Print the listing as it stands, omitting all images.

───── SOURCE RECORDS

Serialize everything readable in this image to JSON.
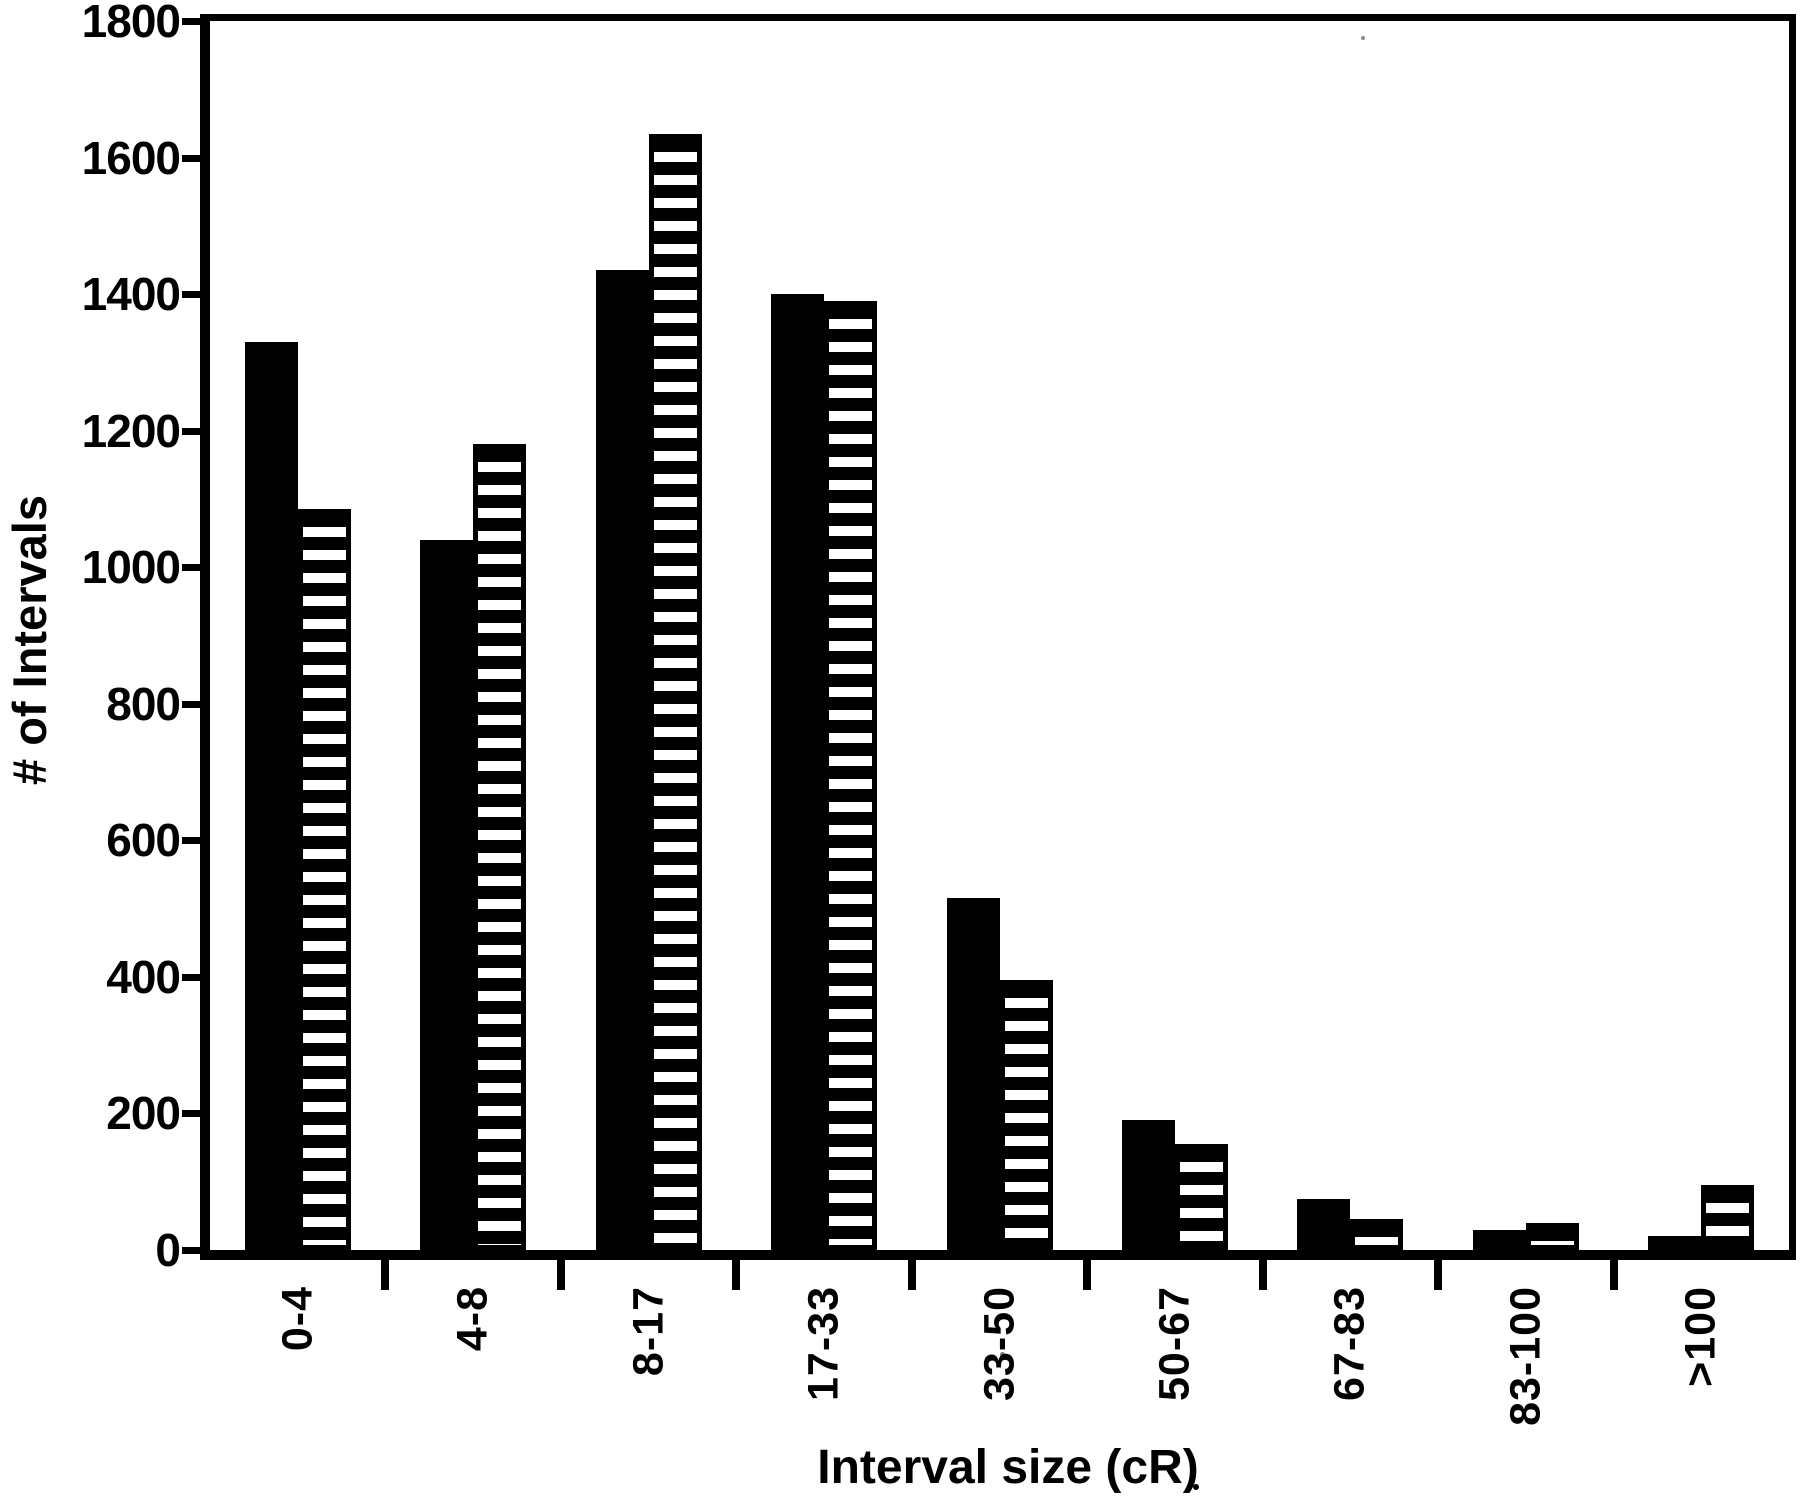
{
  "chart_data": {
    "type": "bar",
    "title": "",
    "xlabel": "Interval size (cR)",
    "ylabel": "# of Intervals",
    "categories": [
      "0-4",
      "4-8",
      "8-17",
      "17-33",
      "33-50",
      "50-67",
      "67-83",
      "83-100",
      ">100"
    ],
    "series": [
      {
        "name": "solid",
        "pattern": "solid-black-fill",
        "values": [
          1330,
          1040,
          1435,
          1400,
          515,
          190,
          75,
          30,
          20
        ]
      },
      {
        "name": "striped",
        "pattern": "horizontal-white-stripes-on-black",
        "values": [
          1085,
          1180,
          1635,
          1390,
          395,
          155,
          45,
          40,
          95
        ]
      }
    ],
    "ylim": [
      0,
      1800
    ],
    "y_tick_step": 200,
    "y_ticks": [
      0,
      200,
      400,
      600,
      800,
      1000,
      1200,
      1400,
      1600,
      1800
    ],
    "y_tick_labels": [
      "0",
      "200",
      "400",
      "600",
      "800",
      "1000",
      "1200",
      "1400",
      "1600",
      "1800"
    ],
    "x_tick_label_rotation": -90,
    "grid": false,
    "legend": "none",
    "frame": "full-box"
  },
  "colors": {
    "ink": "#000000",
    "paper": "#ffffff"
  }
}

──────────

# RESPONSE TO THIS EXERCISE:
Serialize everything readable in this image to JSON.
{
  "chart_data": {
    "type": "bar",
    "title": "",
    "xlabel": "Interval size (cR)",
    "ylabel": "# of Intervals",
    "categories": [
      "0-4",
      "4-8",
      "8-17",
      "17-33",
      "33-50",
      "50-67",
      "67-83",
      "83-100",
      ">100"
    ],
    "series": [
      {
        "name": "solid",
        "pattern": "solid-black-fill",
        "values": [
          1330,
          1040,
          1435,
          1400,
          515,
          190,
          75,
          30,
          20
        ]
      },
      {
        "name": "striped",
        "pattern": "horizontal-white-stripes-on-black",
        "values": [
          1085,
          1180,
          1635,
          1390,
          395,
          155,
          45,
          40,
          95
        ]
      }
    ],
    "ylim": [
      0,
      1800
    ],
    "y_tick_step": 200,
    "y_ticks": [
      0,
      200,
      400,
      600,
      800,
      1000,
      1200,
      1400,
      1600,
      1800
    ],
    "y_tick_labels": [
      "0",
      "200",
      "400",
      "600",
      "800",
      "1000",
      "1200",
      "1400",
      "1600",
      "1800"
    ],
    "x_tick_label_rotation": -90,
    "grid": false,
    "legend": "none",
    "frame": "full-box"
  },
  "colors": {
    "ink": "#000000",
    "paper": "#ffffff"
  }
}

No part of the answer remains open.